-- Stated problem --
In the listing below, locate the lines that hold the string "εὐλογητόc". Copy those lines.

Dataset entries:
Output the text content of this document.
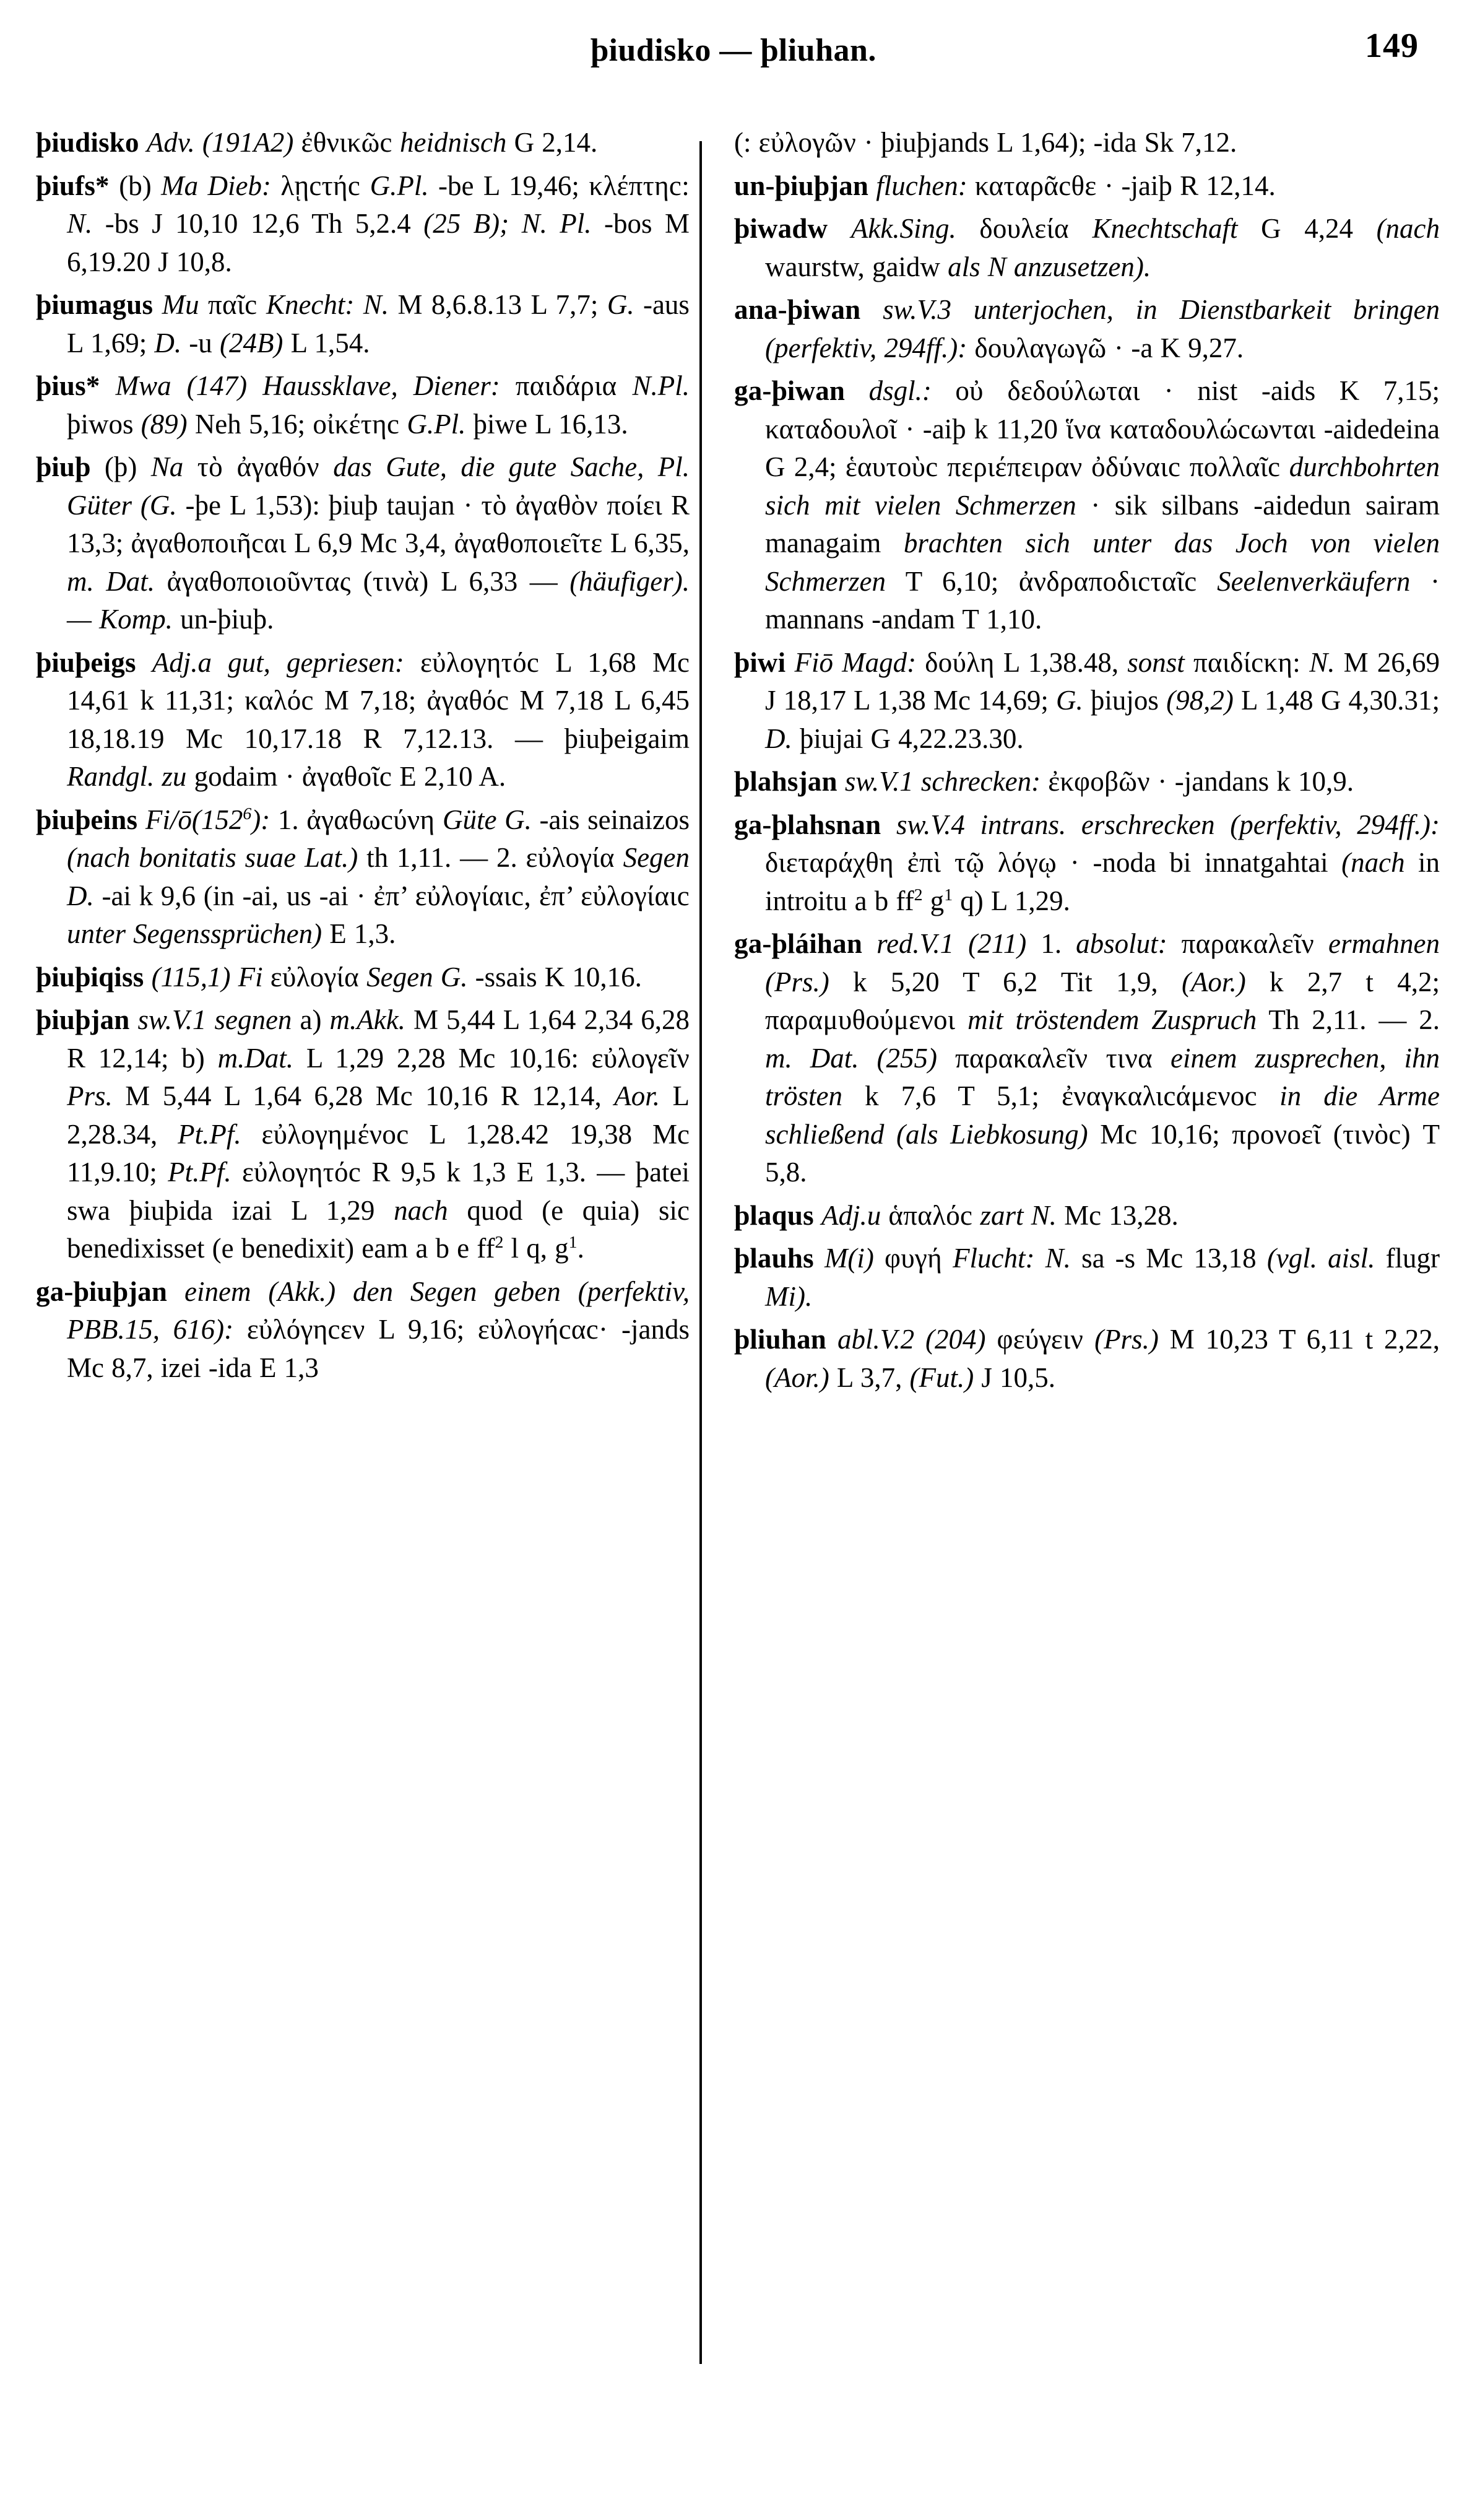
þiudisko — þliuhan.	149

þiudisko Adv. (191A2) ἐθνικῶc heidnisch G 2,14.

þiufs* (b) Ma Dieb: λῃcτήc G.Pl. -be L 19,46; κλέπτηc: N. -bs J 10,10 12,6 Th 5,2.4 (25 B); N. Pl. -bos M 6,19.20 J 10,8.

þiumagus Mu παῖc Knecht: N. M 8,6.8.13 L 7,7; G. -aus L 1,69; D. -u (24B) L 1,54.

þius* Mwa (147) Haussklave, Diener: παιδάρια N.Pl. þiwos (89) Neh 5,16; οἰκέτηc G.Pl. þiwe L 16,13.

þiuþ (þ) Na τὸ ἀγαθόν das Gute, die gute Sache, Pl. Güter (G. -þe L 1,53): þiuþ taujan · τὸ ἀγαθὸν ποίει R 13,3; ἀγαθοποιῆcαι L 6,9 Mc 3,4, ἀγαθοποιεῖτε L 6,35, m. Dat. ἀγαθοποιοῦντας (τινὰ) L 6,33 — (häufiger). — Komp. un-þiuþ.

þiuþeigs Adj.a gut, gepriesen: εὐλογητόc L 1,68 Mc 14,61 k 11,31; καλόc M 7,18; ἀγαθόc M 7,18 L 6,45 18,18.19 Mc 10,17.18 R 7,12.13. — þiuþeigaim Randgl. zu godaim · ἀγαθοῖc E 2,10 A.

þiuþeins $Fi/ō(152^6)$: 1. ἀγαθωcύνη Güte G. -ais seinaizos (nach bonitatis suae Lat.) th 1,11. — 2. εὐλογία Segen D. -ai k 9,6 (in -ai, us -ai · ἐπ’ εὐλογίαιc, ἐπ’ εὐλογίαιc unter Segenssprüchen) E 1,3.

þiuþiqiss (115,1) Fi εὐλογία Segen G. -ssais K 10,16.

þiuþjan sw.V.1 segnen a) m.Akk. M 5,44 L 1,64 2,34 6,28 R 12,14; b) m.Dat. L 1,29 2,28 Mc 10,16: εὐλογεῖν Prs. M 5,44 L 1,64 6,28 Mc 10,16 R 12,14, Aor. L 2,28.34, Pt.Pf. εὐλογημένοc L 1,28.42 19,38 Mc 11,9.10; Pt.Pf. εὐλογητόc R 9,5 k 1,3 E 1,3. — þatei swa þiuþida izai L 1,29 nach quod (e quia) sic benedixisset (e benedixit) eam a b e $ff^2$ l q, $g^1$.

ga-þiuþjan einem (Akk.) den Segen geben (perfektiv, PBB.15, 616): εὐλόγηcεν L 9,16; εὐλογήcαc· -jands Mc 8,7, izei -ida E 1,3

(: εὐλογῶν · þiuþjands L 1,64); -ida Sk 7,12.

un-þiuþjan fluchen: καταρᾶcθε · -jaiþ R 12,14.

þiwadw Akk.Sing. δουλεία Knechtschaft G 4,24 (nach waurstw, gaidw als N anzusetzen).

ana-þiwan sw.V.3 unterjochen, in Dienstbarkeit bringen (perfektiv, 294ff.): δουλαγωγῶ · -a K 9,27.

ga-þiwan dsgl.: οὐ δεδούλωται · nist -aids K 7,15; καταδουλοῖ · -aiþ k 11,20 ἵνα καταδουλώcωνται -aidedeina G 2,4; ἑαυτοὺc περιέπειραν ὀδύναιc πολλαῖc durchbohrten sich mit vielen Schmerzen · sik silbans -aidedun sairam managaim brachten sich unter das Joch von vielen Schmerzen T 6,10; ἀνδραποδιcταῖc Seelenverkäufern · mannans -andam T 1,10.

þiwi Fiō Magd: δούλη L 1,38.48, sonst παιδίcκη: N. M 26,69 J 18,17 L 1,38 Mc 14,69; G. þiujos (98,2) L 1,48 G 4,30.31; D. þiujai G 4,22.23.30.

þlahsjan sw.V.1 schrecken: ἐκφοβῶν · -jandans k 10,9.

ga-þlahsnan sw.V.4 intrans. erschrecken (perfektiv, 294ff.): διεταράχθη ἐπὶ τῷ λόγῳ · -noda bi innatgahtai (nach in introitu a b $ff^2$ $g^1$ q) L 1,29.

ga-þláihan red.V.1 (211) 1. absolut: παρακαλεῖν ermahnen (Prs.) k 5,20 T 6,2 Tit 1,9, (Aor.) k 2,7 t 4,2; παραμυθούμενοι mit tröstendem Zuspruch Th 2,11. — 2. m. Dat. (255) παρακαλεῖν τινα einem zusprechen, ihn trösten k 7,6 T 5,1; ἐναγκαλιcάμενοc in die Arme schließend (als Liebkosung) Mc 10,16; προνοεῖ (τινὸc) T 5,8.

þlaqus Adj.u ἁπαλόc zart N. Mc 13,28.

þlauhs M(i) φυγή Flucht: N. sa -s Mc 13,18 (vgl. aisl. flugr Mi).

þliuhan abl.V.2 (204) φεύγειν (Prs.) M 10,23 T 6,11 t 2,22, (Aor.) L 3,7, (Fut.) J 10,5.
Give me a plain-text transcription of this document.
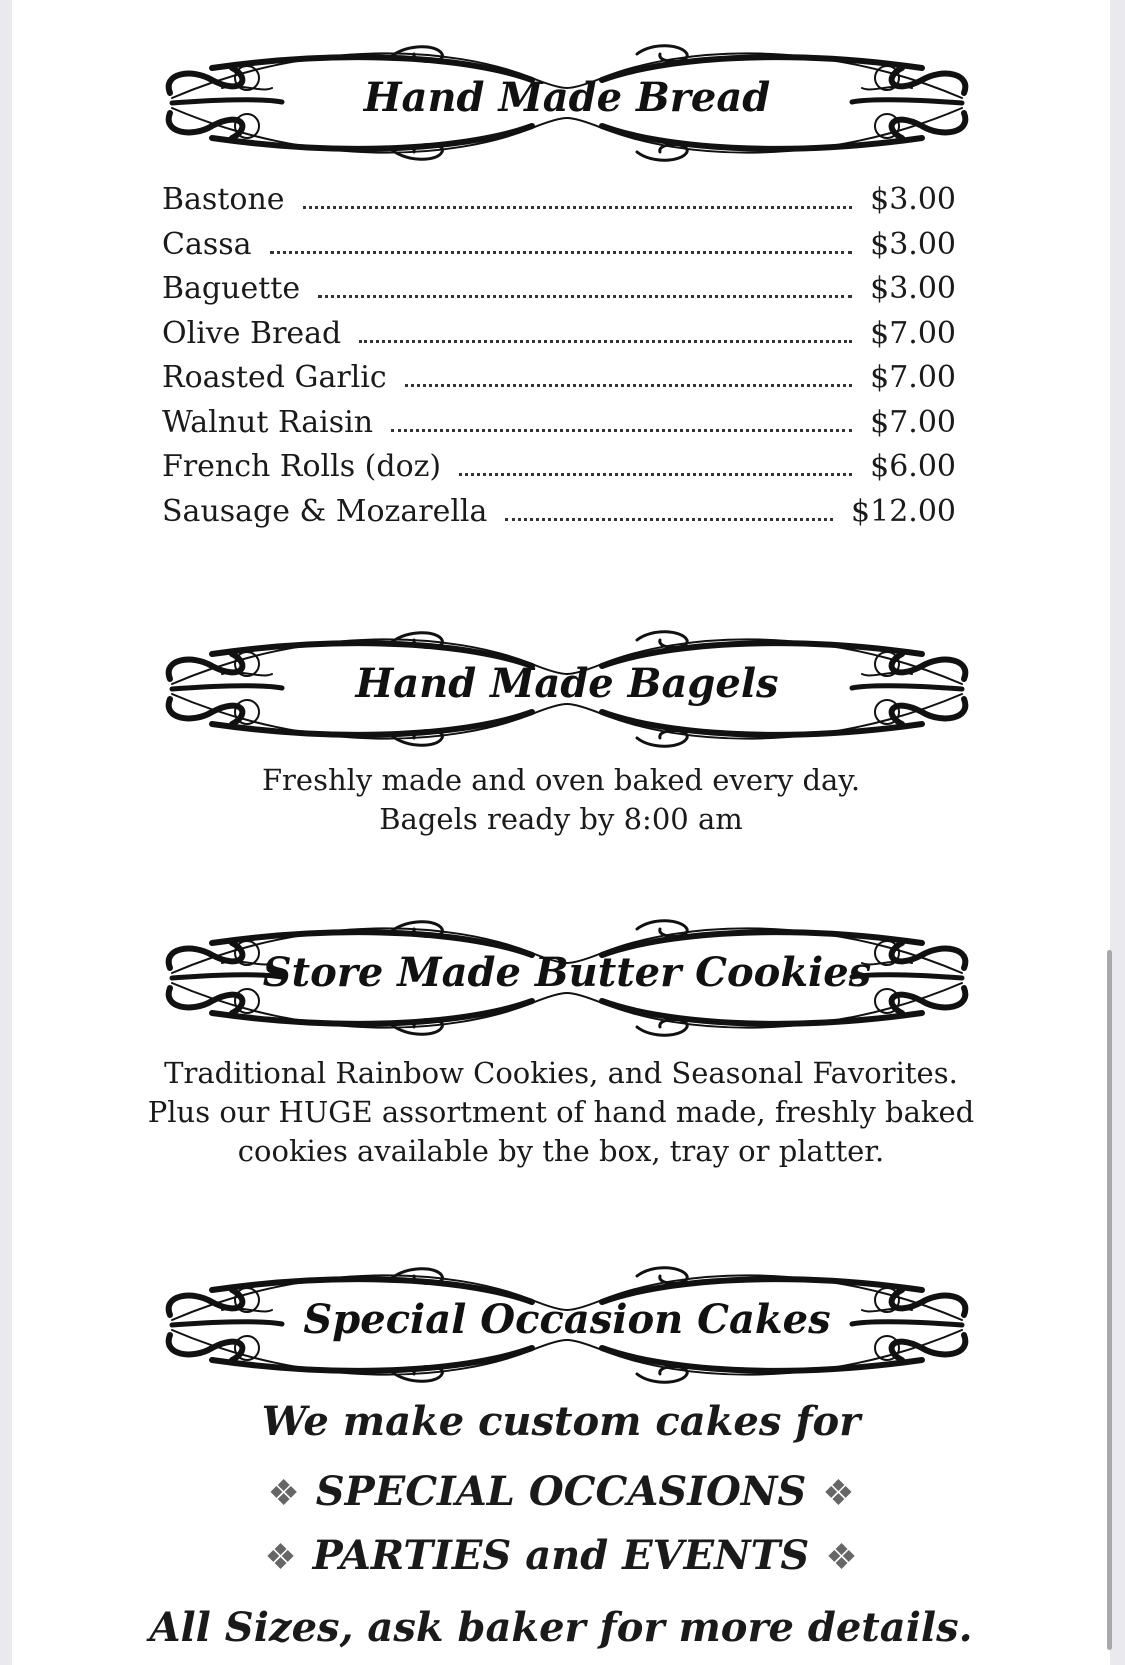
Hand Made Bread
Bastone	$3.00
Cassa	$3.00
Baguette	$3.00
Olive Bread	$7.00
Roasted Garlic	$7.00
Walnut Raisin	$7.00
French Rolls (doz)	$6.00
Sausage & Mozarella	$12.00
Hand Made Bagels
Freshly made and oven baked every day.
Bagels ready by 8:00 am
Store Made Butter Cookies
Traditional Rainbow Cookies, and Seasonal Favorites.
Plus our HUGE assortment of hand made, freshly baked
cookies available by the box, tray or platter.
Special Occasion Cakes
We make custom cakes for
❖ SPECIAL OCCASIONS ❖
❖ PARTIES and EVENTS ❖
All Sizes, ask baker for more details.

-- Final answer --
þiuþeigs Adj.a gut, gepriesen: εὐλογητόc L 1,68 Mc 14,61 k 11,31; καλόc M 7,18; ἀγαθόc M 7,18 L 6,45 18,18.19 Mc 10,17.18 R 7,12.13. — þiuþeigaim Randgl. zu godaim · ἀγαθοῖc E 2,10 A.
þiuþjan sw.V.1 segnen a) m.Akk. M 5,44 L 1,64 2,34 6,28 R 12,14; b) m.Dat. L 1,29 2,28 Mc 10,16: εὐλογεῖν Prs. M 5,44 L 1,64 6,28 Mc 10,16 R 12,14, Aor. L 2,28.34, Pt.Pf. εὐλογημένοc L 1,28.42 19,38 Mc 11,9.10; Pt.Pf. εὐλογητόc R 9,5 k 1,3 E 1,3. — þatei swa þiuþida izai L 1,29 nach quod (e quia) sic benedixisset (e benedixit) eam a b e $ff^2$ l q, $g^1$.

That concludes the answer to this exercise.